(Instructions to follow):
Omit all pictures. Copy exactly the lines from the line containing "Parse this screenshot: output" to the end of the listing, with both ends included.

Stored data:

= = = =

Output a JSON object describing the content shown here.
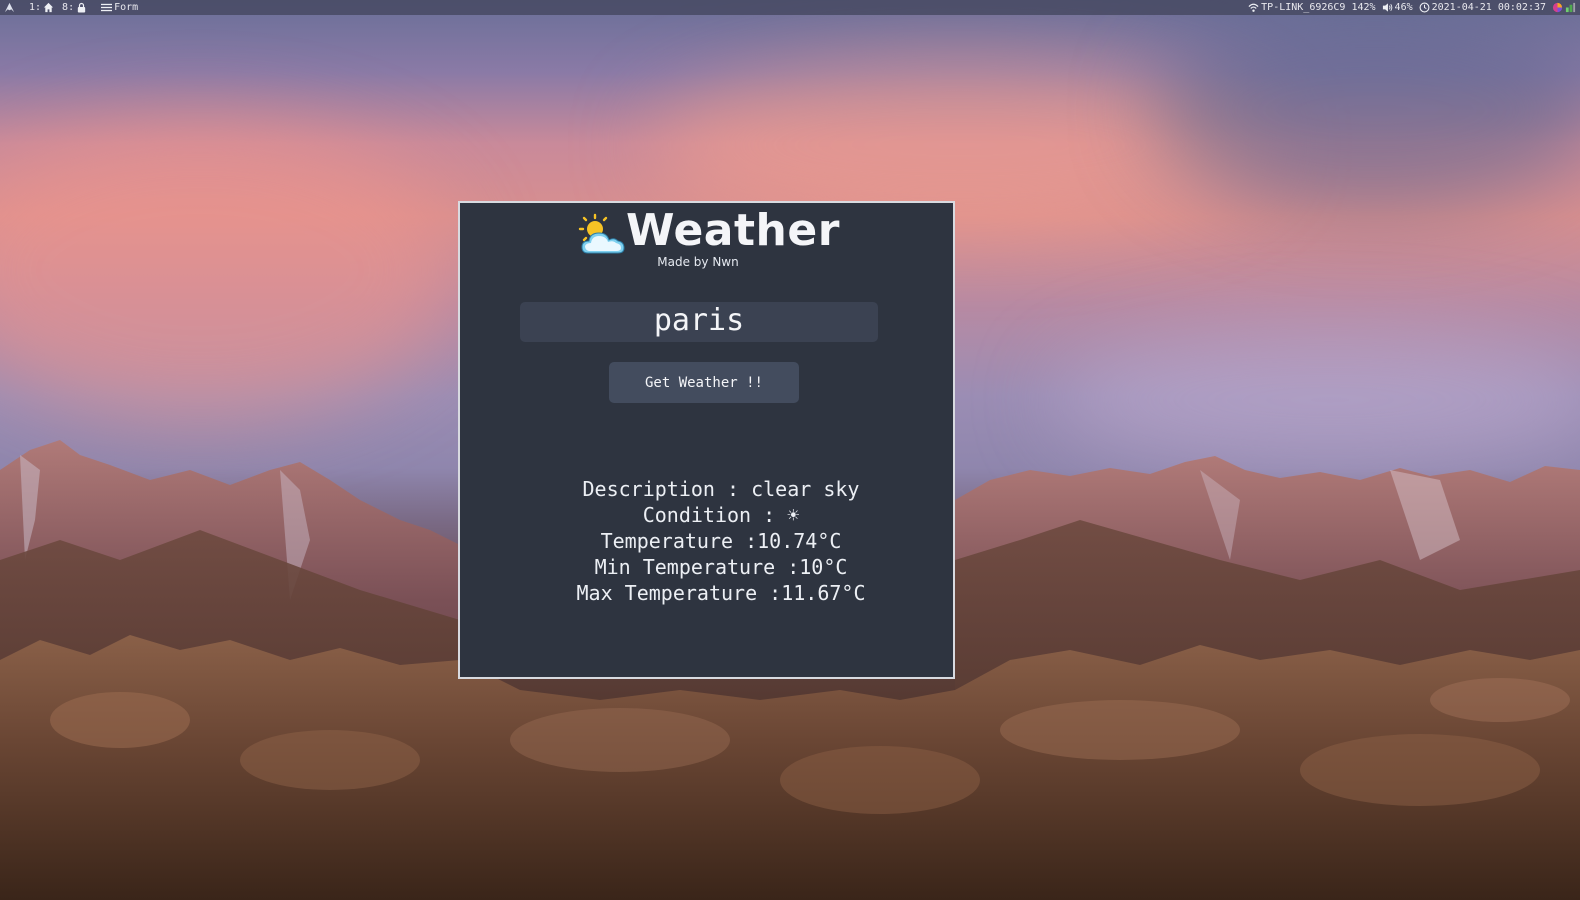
{
  "topbar": {
    "left": {
      "workspace_1": "1:",
      "workspace_8": "8:",
      "active_window": "Form"
    },
    "right": {
      "wifi": "TP-LINK_6926C9 142%",
      "volume": "46%",
      "datetime": "2021-04-21 00:02:37"
    }
  },
  "app": {
    "title": "Weather",
    "subtitle": "Made by Nwn",
    "city_input": {
      "value": "paris",
      "placeholder": ""
    },
    "button_label": "Get Weather !!",
    "results": {
      "description": "Description : clear sky",
      "condition": "Condition : ☀",
      "temperature": "Temperature :10.74°C",
      "min_temperature": "Min Temperature :10°C",
      "max_temperature": "Max Temperature :11.67°C"
    }
  },
  "colors": {
    "window_bg": "#2e3440",
    "input_bg": "#3b4252",
    "button_bg": "#434c5e",
    "text": "#eceff4",
    "topbar_bg": "#464860"
  },
  "icons": {
    "arch_logo": "arch-linux-icon",
    "workspace_1": "home-icon",
    "workspace_8": "lock-icon",
    "active_window": "menu-icon",
    "wifi": "wifi-icon",
    "volume": "speaker-icon",
    "clock": "clock-icon",
    "tray_1": "colorful-tray-icon",
    "tray_2": "network-tray-icon",
    "weather_logo": "sun-cloud-icon"
  }
}
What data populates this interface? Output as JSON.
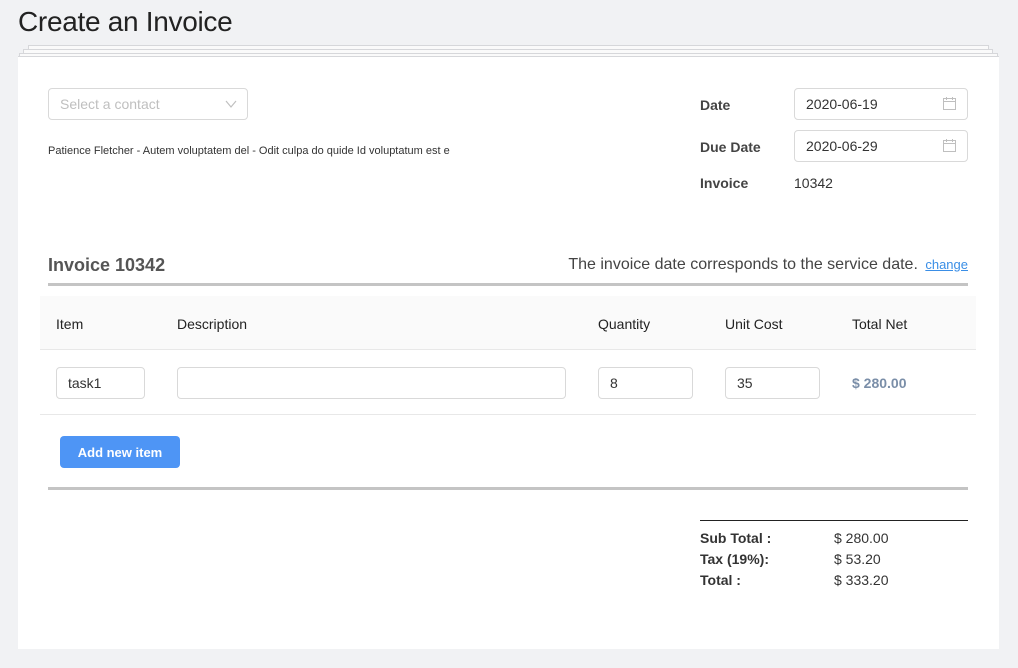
{
  "page": {
    "title": "Create an Invoice"
  },
  "contact": {
    "placeholder": "Select a contact",
    "details": "Patience Fletcher - Autem voluptatem del - Odit culpa do quide Id voluptatum est e"
  },
  "meta": {
    "date_label": "Date",
    "date_value": "2020-06-19",
    "due_label": "Due Date",
    "due_value": "2020-06-29",
    "invoice_label": "Invoice",
    "invoice_value": "10342"
  },
  "invoice": {
    "title": "Invoice 10342",
    "note": "The invoice date corresponds to the service date.",
    "change_link": "change"
  },
  "table": {
    "headers": [
      "Item",
      "Description",
      "Quantity",
      "Unit Cost",
      "Total Net"
    ],
    "rows": [
      {
        "item": "task1",
        "description": "",
        "quantity": "8",
        "unit_cost": "35",
        "total_net": "$ 280.00"
      }
    ],
    "add_button": "Add new item"
  },
  "totals": {
    "subtotal_label": "Sub Total :",
    "subtotal_value": "$ 280.00",
    "tax_label": "Tax (19%):",
    "tax_value": "$ 53.20",
    "total_label": "Total :",
    "total_value": "$ 333.20"
  },
  "colors": {
    "accent": "#4e95f5",
    "link": "#3a8ee6",
    "total_net": "#7a8ea8"
  },
  "icons": {
    "select": "chevron-down-icon",
    "date": "calendar-icon"
  }
}
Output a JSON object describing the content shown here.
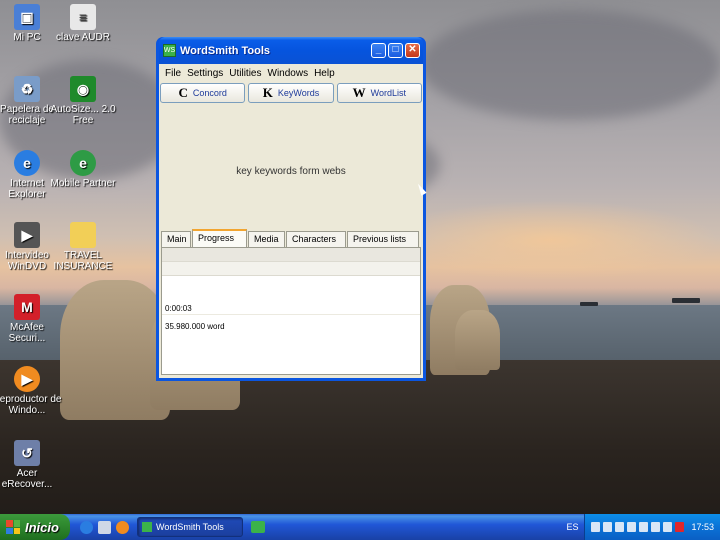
{
  "desktop": {
    "icons": [
      {
        "label": "Mi PC",
        "icon": "computer-icon",
        "color": "#4a7fd6"
      },
      {
        "label": "clave AUDR",
        "icon": "document-icon",
        "color": "#e8e8e8"
      },
      {
        "label": "Papelera de reciclaje",
        "icon": "recycle-bin-icon",
        "color": "#7a9cc8"
      },
      {
        "label": "AutoSize...\n2.0 Free",
        "icon": "autosize-icon",
        "color": "#1f8a2b"
      },
      {
        "label": "Internet Explorer",
        "icon": "internet-explorer-icon",
        "color": "#2a7de1"
      },
      {
        "label": "Mobile Partner",
        "icon": "mobile-partner-icon",
        "color": "#2e9b45"
      },
      {
        "label": "Intervideo WinDVD",
        "icon": "windvd-icon",
        "color": "#555555"
      },
      {
        "label": "TRAVEL INSURANCE",
        "icon": "folder-icon",
        "color": "#f2cf57"
      },
      {
        "label": "McAfee Securi...",
        "icon": "mcafee-icon",
        "color": "#d3202a"
      },
      {
        "label": "Reproductor de Windo...",
        "icon": "media-player-icon",
        "color": "#f08b20"
      },
      {
        "label": "Acer eRecover...",
        "icon": "erecovery-icon",
        "color": "#6e7fa8"
      }
    ]
  },
  "window": {
    "title": "WordSmith Tools",
    "title_icon": "WS",
    "controls": {
      "minimize": "_",
      "maximize": "□",
      "close": "✕"
    },
    "menu": [
      "File",
      "Settings",
      "Utilities",
      "Windows",
      "Help"
    ],
    "toolbar": [
      {
        "letter": "C",
        "label": "Concord"
      },
      {
        "letter": "K",
        "label": "KeyWords"
      },
      {
        "letter": "W",
        "label": "WordList"
      }
    ],
    "status_text": "key keywords form webs",
    "tabs": [
      "Main",
      "Progress",
      "Media",
      "Characters",
      "Previous lists"
    ],
    "active_tab": "Progress",
    "progress": {
      "time": "0:00:03",
      "words": "35.980.000 word"
    }
  },
  "taskbar": {
    "start_label": "Inicio",
    "task_button": "WordSmith Tools",
    "language": "ES",
    "clock": "17:53",
    "colors": {
      "start": "#2f8a2f",
      "bar": "#2157d7",
      "tray": "#0b72d6"
    }
  }
}
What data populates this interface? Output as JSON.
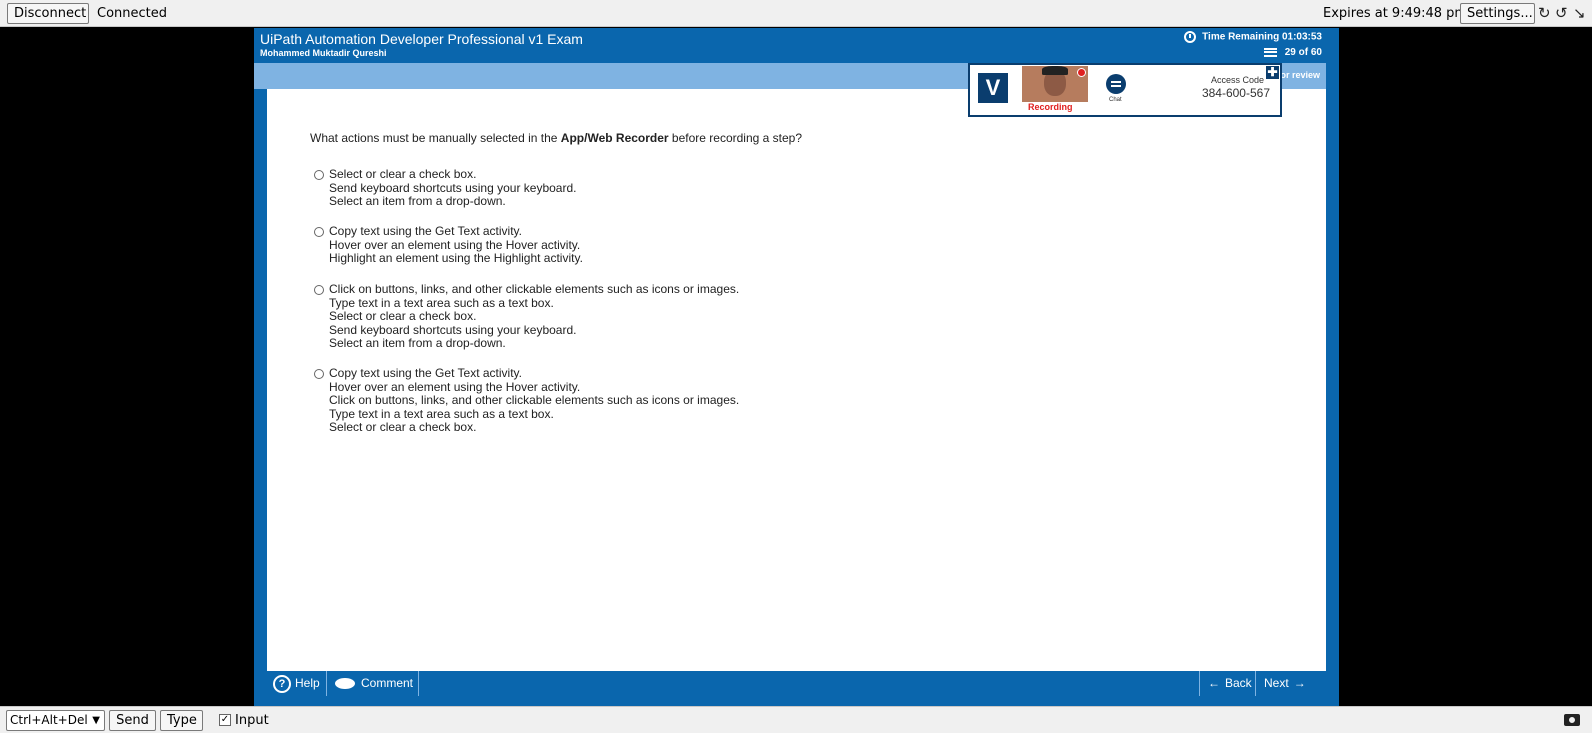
{
  "topbar": {
    "disconnect_label": "Disconnect",
    "status": "Connected",
    "expires": "Expires at 9:49:48 pm",
    "settings_label": "Settings...",
    "icons": [
      "refresh-icon",
      "rotate-icon",
      "collapse-icon"
    ]
  },
  "exam": {
    "title": "UiPath Automation Developer Professional v1 Exam",
    "candidate": "Mohammed Muktadir Qureshi",
    "time_remaining": "Time Remaining 01:03:53",
    "question_count": "29 of 60",
    "mark_for_review": "Mark for review"
  },
  "proctor": {
    "recording_label": "Recording",
    "chat_label": "Chat",
    "access_code_label": "Access Code",
    "access_code": "384-600-567"
  },
  "question": {
    "prefix": "What actions must be manually selected in the ",
    "bold": "App/Web Recorder",
    "suffix": " before recording a step?",
    "options": [
      [
        "Select or clear a check box.",
        "Send keyboard shortcuts using your keyboard.",
        "Select an item from a drop-down."
      ],
      [
        "Copy text using the Get Text activity.",
        "Hover over an element using the Hover activity.",
        "Highlight an element using the Highlight activity."
      ],
      [
        "Click on buttons, links, and other clickable elements such as icons or images.",
        "Type text in a text area such as a text box.",
        "Select or clear a check box.",
        "Send keyboard shortcuts using your keyboard.",
        "Select an item from a drop-down."
      ],
      [
        "Copy text using the Get Text activity.",
        "Hover over an element using the Hover activity.",
        "Click on buttons, links, and other clickable elements such as icons or images.",
        "Type text in a text area such as a text box.",
        "Select or clear a check box."
      ]
    ]
  },
  "footer": {
    "help_label": "Help",
    "comment_label": "Comment",
    "back_label": "Back",
    "next_label": "Next"
  },
  "bottombar": {
    "keys_selected": "Ctrl+Alt+Del",
    "send_label": "Send",
    "type_label": "Type",
    "input_label": "Input"
  }
}
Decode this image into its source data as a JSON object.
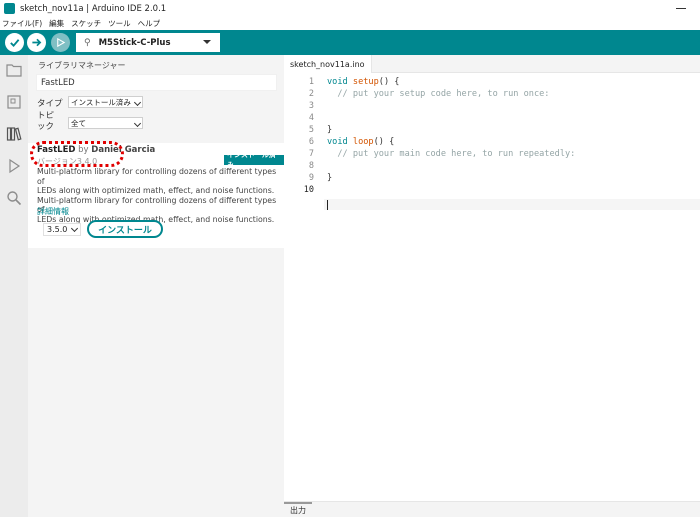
{
  "window": {
    "title": "sketch_nov11a | Arduino IDE 2.0.1"
  },
  "menubar": {
    "items": [
      "ファイル(F)",
      "編集",
      "スケッチ",
      "ツール",
      "ヘルプ"
    ]
  },
  "toolbar": {
    "board": "M5Stick-C-Plus",
    "accent": "#00878f"
  },
  "activity_bar": {
    "icons": [
      "folder-icon",
      "board-icon",
      "library-icon",
      "debug-icon",
      "search-icon"
    ]
  },
  "library_manager": {
    "title": "ライブラリマネージャー",
    "search_value": "FastLED",
    "type_label": "タイプ",
    "type_value": "インストール済み",
    "topic_label": "トピック",
    "topic_value": "全て",
    "result": {
      "name": "FastLED",
      "by": "by",
      "author": "Daniel Garcia",
      "version_text": "バージョン3.4.0",
      "installed_badge": "インストール済み",
      "description_lines": [
        "Multi-platform library for controlling dozens of different types of",
        "LEDs along with optimized math, effect, and noise functions.",
        "Multi-platform library for controlling dozens of different types of",
        "LEDs along with optimized math, effect, and noise functions."
      ],
      "more_info": "詳細情報",
      "selected_version": "3.5.0",
      "install_button": "インストール"
    }
  },
  "editor": {
    "tab": "sketch_nov11a.ino",
    "line_numbers": [
      "1",
      "2",
      "3",
      "4",
      "5",
      "6",
      "7",
      "8",
      "9",
      "10"
    ],
    "active_line": "10",
    "code": {
      "l1_kw": "void",
      "l1_fn": "setup",
      "l1_rest": "() {",
      "l2_comment": "  // put your setup code here, to run once:",
      "l5": "}",
      "l6_kw": "void",
      "l6_fn": "loop",
      "l6_rest": "() {",
      "l7_comment": "  // put your main code here, to run repeatedly:",
      "l9": "}"
    }
  },
  "output": {
    "tab": "出力"
  }
}
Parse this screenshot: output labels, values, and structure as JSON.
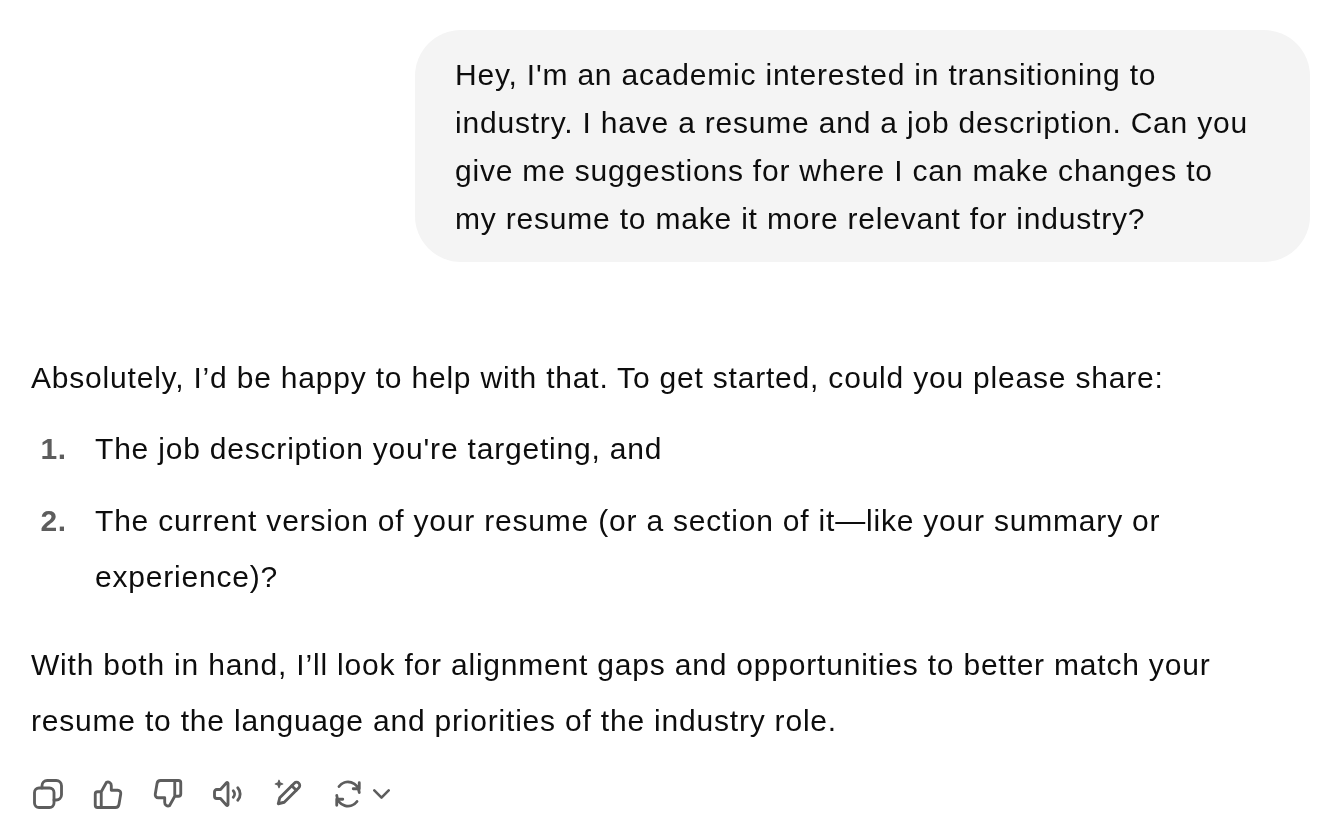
{
  "user_message": {
    "text": "Hey, I'm an academic interested in transitioning to industry. I have a resume and a job description. Can you give me suggestions for where I can make changes to my resume to make it more relevant for industry?"
  },
  "assistant_message": {
    "intro": "Absolutely, I’d be happy to help with that. To get started, could you please share:",
    "list": [
      {
        "number": "1.",
        "text": "The job description you're targeting, and"
      },
      {
        "number": "2.",
        "text": "The current version of your resume (or a section of it—like your summary or experience)?"
      }
    ],
    "closing": "With both in hand, I’ll look for alignment gaps and opportunities to better match your resume to the language and priorities of the industry role."
  }
}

= = = =

(Response to the exercise):
Parse this screenshot: output labels, values, and structure as JSON.
{
  "user_message": {
    "text": "Hey, I'm an academic interested in transitioning to industry. I have a resume and a job description. Can you give me suggestions for where I can make changes to my resume to make it more relevant for industry?"
  },
  "assistant_message": {
    "intro": "Absolutely, I’d be happy to help with that. To get started, could you please share:",
    "list": [
      {
        "number": "1.",
        "text": "The job description you're targeting, and"
      },
      {
        "number": "2.",
        "text": "The current version of your resume (or a section of it—like your summary or experience)?"
      }
    ],
    "closing": "With both in hand, I’ll look for alignment gaps and opportunities to better match your resume to the language and priorities of the industry role."
  }
}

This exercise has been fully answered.